• [What is being asked]: Transcribe the records in full, keeping every character as it is.

(Stored entries)
##########

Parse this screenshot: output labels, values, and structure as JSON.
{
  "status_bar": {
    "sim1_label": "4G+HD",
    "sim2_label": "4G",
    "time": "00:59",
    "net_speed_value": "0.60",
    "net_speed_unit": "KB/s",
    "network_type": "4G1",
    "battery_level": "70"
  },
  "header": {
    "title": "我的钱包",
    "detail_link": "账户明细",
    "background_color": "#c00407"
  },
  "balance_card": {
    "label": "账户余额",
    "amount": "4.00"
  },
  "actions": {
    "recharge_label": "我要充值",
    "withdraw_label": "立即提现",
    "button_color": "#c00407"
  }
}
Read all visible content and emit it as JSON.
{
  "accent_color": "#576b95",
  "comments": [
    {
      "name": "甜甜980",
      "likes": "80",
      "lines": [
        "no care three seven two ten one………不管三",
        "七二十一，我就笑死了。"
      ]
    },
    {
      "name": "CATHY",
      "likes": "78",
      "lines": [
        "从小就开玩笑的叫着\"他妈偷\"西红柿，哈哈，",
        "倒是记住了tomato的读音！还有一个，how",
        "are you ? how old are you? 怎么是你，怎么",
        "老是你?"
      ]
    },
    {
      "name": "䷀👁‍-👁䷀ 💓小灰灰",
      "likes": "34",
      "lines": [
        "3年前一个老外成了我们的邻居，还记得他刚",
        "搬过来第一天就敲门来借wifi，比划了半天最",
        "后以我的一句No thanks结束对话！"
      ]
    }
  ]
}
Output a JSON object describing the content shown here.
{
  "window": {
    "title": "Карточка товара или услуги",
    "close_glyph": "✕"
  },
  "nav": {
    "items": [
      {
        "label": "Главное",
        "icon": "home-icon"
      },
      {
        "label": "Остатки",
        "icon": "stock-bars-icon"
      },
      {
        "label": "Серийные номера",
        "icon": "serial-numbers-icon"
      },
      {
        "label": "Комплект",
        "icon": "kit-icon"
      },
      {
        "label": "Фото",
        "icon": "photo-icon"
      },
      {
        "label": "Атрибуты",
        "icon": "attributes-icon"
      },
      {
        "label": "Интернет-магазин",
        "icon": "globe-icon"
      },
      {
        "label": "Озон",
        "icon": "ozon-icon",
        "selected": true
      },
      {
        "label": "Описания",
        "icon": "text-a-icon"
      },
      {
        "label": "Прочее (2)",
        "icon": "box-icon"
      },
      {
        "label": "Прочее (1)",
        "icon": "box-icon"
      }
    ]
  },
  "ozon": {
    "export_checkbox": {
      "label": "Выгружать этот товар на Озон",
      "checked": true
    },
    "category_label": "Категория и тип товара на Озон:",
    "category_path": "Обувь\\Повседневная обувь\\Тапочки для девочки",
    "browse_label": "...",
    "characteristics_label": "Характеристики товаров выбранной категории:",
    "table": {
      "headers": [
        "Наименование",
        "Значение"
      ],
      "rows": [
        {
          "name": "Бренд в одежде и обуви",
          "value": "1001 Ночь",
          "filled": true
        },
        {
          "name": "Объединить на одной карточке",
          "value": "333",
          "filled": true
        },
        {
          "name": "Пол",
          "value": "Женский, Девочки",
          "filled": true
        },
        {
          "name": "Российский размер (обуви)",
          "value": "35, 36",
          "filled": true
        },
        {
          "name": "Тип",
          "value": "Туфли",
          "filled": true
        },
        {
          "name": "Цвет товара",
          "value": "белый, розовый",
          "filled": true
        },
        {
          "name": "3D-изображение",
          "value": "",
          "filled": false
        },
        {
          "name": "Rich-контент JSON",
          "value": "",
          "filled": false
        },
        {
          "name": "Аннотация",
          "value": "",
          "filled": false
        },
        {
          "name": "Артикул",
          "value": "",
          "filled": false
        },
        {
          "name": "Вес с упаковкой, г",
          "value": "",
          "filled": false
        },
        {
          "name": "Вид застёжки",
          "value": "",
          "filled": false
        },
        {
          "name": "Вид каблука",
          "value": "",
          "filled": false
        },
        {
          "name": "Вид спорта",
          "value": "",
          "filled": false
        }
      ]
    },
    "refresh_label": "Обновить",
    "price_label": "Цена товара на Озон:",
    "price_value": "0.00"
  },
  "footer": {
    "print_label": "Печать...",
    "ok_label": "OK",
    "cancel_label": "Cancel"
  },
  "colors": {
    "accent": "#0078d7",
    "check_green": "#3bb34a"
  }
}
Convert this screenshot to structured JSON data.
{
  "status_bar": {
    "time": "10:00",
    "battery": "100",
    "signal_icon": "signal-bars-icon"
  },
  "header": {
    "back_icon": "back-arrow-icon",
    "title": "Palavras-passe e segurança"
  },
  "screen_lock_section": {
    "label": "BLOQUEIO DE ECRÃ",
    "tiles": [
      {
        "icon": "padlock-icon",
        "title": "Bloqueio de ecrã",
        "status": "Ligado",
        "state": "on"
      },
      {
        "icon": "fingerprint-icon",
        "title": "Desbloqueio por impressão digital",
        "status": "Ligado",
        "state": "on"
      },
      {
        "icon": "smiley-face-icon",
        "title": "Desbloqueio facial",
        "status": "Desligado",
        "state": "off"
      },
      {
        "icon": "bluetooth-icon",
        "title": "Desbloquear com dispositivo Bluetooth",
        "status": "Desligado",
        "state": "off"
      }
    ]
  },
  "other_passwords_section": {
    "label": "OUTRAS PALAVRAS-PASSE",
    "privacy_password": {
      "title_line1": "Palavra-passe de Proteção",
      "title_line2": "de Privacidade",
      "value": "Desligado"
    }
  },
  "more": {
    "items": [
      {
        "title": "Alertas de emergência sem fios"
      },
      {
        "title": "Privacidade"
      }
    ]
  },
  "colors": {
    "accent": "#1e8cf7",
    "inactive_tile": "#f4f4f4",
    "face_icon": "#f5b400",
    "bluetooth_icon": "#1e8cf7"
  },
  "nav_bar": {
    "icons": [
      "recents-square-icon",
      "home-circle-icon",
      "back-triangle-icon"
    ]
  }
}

##########

• [Correct output]:
Parse this screenshot: output labels, values, and structure as JSON.
{
  "status_bar": {
    "sim1_label": "4G+HD",
    "sim2_label": "4G",
    "time": "00:59",
    "net_speed_value": "0.60",
    "net_speed_unit": "KB/s",
    "network_type": "4G1",
    "battery_level": "70"
  },
  "header": {
    "title": "我的钱包",
    "detail_link": "账户明细",
    "background_color": "#c00407"
  },
  "balance_card": {
    "label": "账户余额",
    "amount": "4.00"
  },
  "actions": {
    "recharge_label": "我要充值",
    "withdraw_label": "立即提现",
    "button_color": "#c00407"
  }
}
Read all visible content and emit it as JSON.
{
  "accent_color": "#576b95",
  "comments": [
    {
      "name": "甜甜980",
      "likes": "80",
      "lines": [
        "no care three seven two ten one………不管三",
        "七二十一，我就笑死了。"
      ]
    },
    {
      "name": "CATHY",
      "likes": "78",
      "lines": [
        "从小就开玩笑的叫着\"他妈偷\"西红柿，哈哈，",
        "倒是记住了tomato的读音！还有一个，how",
        "are you ? how old are you? 怎么是你，怎么",
        "老是你?"
      ]
    },
    {
      "name": "䷀👁‍-👁䷀ 💓小灰灰",
      "likes": "34",
      "lines": [
        "3年前一个老外成了我们的邻居，还记得他刚",
        "搬过来第一天就敲门来借wifi，比划了半天最",
        "后以我的一句No thanks结束对话！"
      ]
    }
  ]
}
Output a JSON object describing the content shown here.
{
  "window": {
    "title": "Карточка товара или услуги",
    "close_glyph": "✕"
  },
  "nav": {
    "items": [
      {
        "label": "Главное",
        "icon": "home-icon"
      },
      {
        "label": "Остатки",
        "icon": "stock-bars-icon"
      },
      {
        "label": "Серийные номера",
        "icon": "serial-numbers-icon"
      },
      {
        "label": "Комплект",
        "icon": "kit-icon"
      },
      {
        "label": "Фото",
        "icon": "photo-icon"
      },
      {
        "label": "Атрибуты",
        "icon": "attributes-icon"
      },
      {
        "label": "Интернет-магазин",
        "icon": "globe-icon"
      },
      {
        "label": "Озон",
        "icon": "ozon-icon",
        "selected": true
      },
      {
        "label": "Описания",
        "icon": "text-a-icon"
      },
      {
        "label": "Прочее (2)",
        "icon": "box-icon"
      },
      {
        "label": "Прочее (1)",
        "icon": "box-icon"
      }
    ]
  },
  "ozon": {
    "export_checkbox": {
      "label": "Выгружать этот товар на Озон",
      "checked": true
    },
    "category_label": "Категория и тип товара на Озон:",
    "category_path": "Обувь\\Повседневная обувь\\Тапочки для девочки",
    "browse_label": "...",
    "characteristics_label": "Характеристики товаров выбранной категории:",
    "table": {
      "headers": [
        "Наименование",
        "Значение"
      ],
      "rows": [
        {
          "name": "Бренд в одежде и обуви",
          "value": "1001 Ночь",
          "filled": true
        },
        {
          "name": "Объединить на одной карточке",
          "value": "333",
          "filled": true
        },
        {
          "name": "Пол",
          "value": "Женский, Девочки",
          "filled": true
        },
        {
          "name": "Российский размер (обуви)",
          "value": "35, 36",
          "filled": true
        },
        {
          "name": "Тип",
          "value": "Туфли",
          "filled": true
        },
        {
          "name": "Цвет товара",
          "value": "белый, розовый",
          "filled": true
        },
        {
          "name": "3D-изображение",
          "value": "",
          "filled": false
        },
        {
          "name": "Rich-контент JSON",
          "value": "",
          "filled": false
        },
        {
          "name": "Аннотация",
          "value": "",
          "filled": false
        },
        {
          "name": "Артикул",
          "value": "",
          "filled": false
        },
        {
          "name": "Вес с упаковкой, г",
          "value": "",
          "filled": false
        },
        {
          "name": "Вид застёжки",
          "value": "",
          "filled": false
        },
        {
          "name": "Вид каблука",
          "value": "",
          "filled": false
        },
        {
          "name": "Вид спорта",
          "value": "",
          "filled": false
        }
      ]
    },
    "refresh_label": "Обновить",
    "price_label": "Цена товара на Озон:",
    "price_value": "0.00"
  },
  "footer": {
    "print_label": "Печать...",
    "ok_label": "OK",
    "cancel_label": "Cancel"
  },
  "colors": {
    "accent": "#0078d7",
    "check_green": "#3bb34a"
  }
}
Convert this screenshot to structured JSON data.
{
  "status_bar": {
    "time": "10:00",
    "battery": "100",
    "signal_icon": "signal-bars-icon"
  },
  "header": {
    "back_icon": "back-arrow-icon",
    "title": "Palavras-passe e segurança"
  },
  "screen_lock_section": {
    "label": "BLOQUEIO DE ECRÃ",
    "tiles": [
      {
        "icon": "padlock-icon",
        "title": "Bloqueio de ecrã",
        "status": "Ligado",
        "state": "on"
      },
      {
        "icon": "fingerprint-icon",
        "title": "Desbloqueio por impressão digital",
        "status": "Ligado",
        "state": "on"
      },
      {
        "icon": "smiley-face-icon",
        "title": "Desbloqueio facial",
        "status": "Desligado",
        "state": "off"
      },
      {
        "icon": "bluetooth-icon",
        "title": "Desbloquear com dispositivo Bluetooth",
        "status": "Desligado",
        "state": "off"
      }
    ]
  },
  "other_passwords_section": {
    "label": "OUTRAS PALAVRAS-PASSE",
    "privacy_password": {
      "title_line1": "Palavra-passe de Proteção",
      "title_line2": "de Privacidade",
      "value": "Desligado"
    }
  },
  "more": {
    "items": [
      {
        "title": "Alertas de emergência sem fios"
      },
      {
        "title": "Privacidade"
      }
    ]
  },
  "colors": {
    "accent": "#1e8cf7",
    "inactive_tile": "#f4f4f4",
    "face_icon": "#f5b400",
    "bluetooth_icon": "#1e8cf7"
  },
  "nav_bar": {
    "icons": [
      "recents-square-icon",
      "home-circle-icon",
      "back-triangle-icon"
    ]
  }
}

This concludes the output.